(Items from a figure collection)
------
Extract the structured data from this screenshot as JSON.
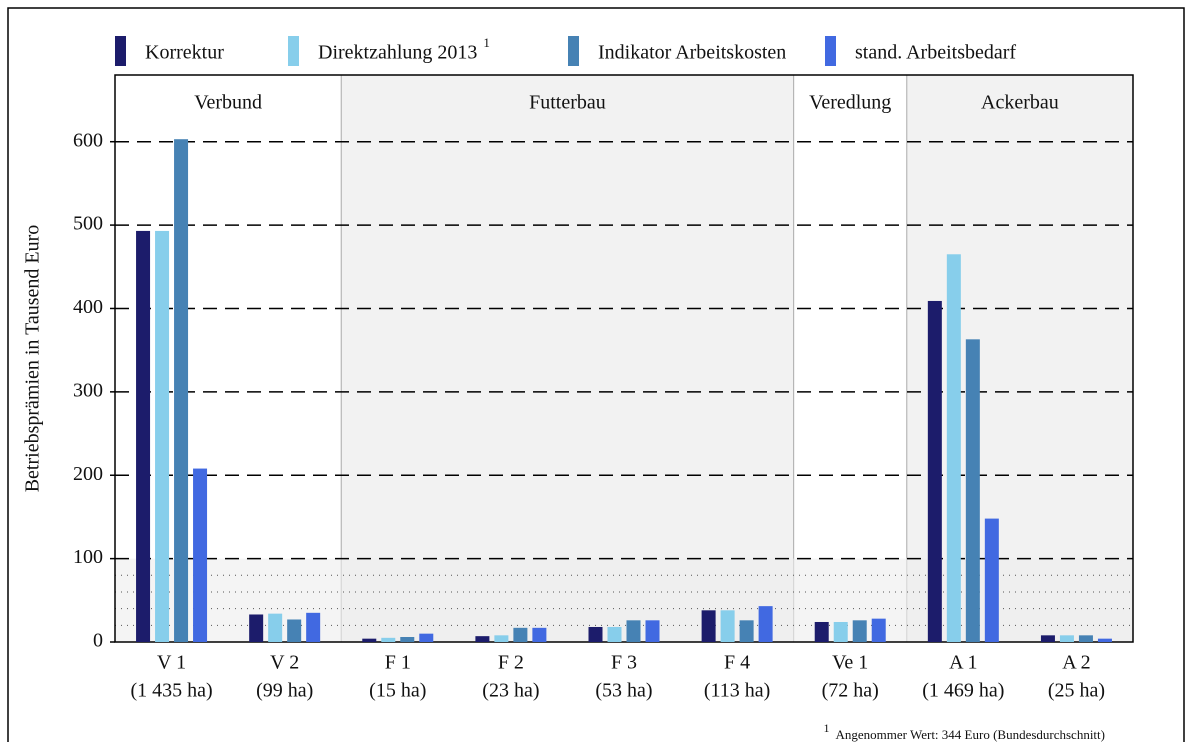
{
  "chart_data": {
    "type": "bar",
    "y_label": "Betriebsprämien in Tausend Euro",
    "categories": [
      "V 1",
      "V 2",
      "F 1",
      "F 2",
      "F 3",
      "F 4",
      "Ve 1",
      "A 1",
      "A 2"
    ],
    "category_sublabels": [
      "(1 435 ha)",
      "(99 ha)",
      "(15 ha)",
      "(23 ha)",
      "(53 ha)",
      "(113 ha)",
      "(72 ha)",
      "(1 469 ha)",
      "(25 ha)"
    ],
    "groups": [
      {
        "label": "Verbund",
        "count": 2,
        "shaded": false
      },
      {
        "label": "Futterbau",
        "count": 4,
        "shaded": true
      },
      {
        "label": "Veredlung",
        "count": 1,
        "shaded": false
      },
      {
        "label": "Ackerbau",
        "count": 2,
        "shaded": true
      }
    ],
    "series": [
      {
        "name": "Korrektur",
        "color": "#1c1c6b",
        "values": [
          493,
          33,
          4,
          7,
          18,
          38,
          24,
          409,
          8
        ]
      },
      {
        "name": "Direktzahlung 2013",
        "superscript": "1",
        "color": "#87ceeb",
        "values": [
          493,
          34,
          5,
          8,
          18,
          38,
          24,
          465,
          8
        ]
      },
      {
        "name": "Indikator Arbeitskosten",
        "color": "#4682b4",
        "values": [
          603,
          27,
          6,
          17,
          26,
          26,
          26,
          363,
          8
        ]
      },
      {
        "name": "stand. Arbeitsbedarf",
        "color": "#4169e1",
        "values": [
          208,
          35,
          10,
          17,
          26,
          43,
          28,
          148,
          4
        ]
      }
    ],
    "ylim": [
      0,
      680
    ],
    "yticks": [
      0,
      100,
      200,
      300,
      400,
      500,
      600
    ],
    "minor_yticks": [
      20,
      40,
      60,
      80
    ],
    "grid": true,
    "footnote": {
      "marker": "1",
      "text": "Angenommer Wert: 344 Euro (Bundesdurchschnitt)"
    }
  }
}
------
**ASSIGNMENT**
Copy each entry exactly as written, and drop the pictures from the copy.

**ANSWER SECTION**
Extract the structured data from this screenshot as JSON.
{
  "chart_data": {
    "type": "bar",
    "y_label": "Betriebsprämien in Tausend Euro",
    "categories": [
      "V 1",
      "V 2",
      "F 1",
      "F 2",
      "F 3",
      "F 4",
      "Ve 1",
      "A 1",
      "A 2"
    ],
    "category_sublabels": [
      "(1 435 ha)",
      "(99 ha)",
      "(15 ha)",
      "(23 ha)",
      "(53 ha)",
      "(113 ha)",
      "(72 ha)",
      "(1 469 ha)",
      "(25 ha)"
    ],
    "groups": [
      {
        "label": "Verbund",
        "count": 2,
        "shaded": false
      },
      {
        "label": "Futterbau",
        "count": 4,
        "shaded": true
      },
      {
        "label": "Veredlung",
        "count": 1,
        "shaded": false
      },
      {
        "label": "Ackerbau",
        "count": 2,
        "shaded": true
      }
    ],
    "series": [
      {
        "name": "Korrektur",
        "color": "#1c1c6b",
        "values": [
          493,
          33,
          4,
          7,
          18,
          38,
          24,
          409,
          8
        ]
      },
      {
        "name": "Direktzahlung 2013",
        "superscript": "1",
        "color": "#87ceeb",
        "values": [
          493,
          34,
          5,
          8,
          18,
          38,
          24,
          465,
          8
        ]
      },
      {
        "name": "Indikator Arbeitskosten",
        "color": "#4682b4",
        "values": [
          603,
          27,
          6,
          17,
          26,
          26,
          26,
          363,
          8
        ]
      },
      {
        "name": "stand. Arbeitsbedarf",
        "color": "#4169e1",
        "values": [
          208,
          35,
          10,
          17,
          26,
          43,
          28,
          148,
          4
        ]
      }
    ],
    "ylim": [
      0,
      680
    ],
    "yticks": [
      0,
      100,
      200,
      300,
      400,
      500,
      600
    ],
    "minor_yticks": [
      20,
      40,
      60,
      80
    ],
    "grid": true,
    "footnote": {
      "marker": "1",
      "text": "Angenommer Wert: 344 Euro (Bundesdurchschnitt)"
    }
  }
}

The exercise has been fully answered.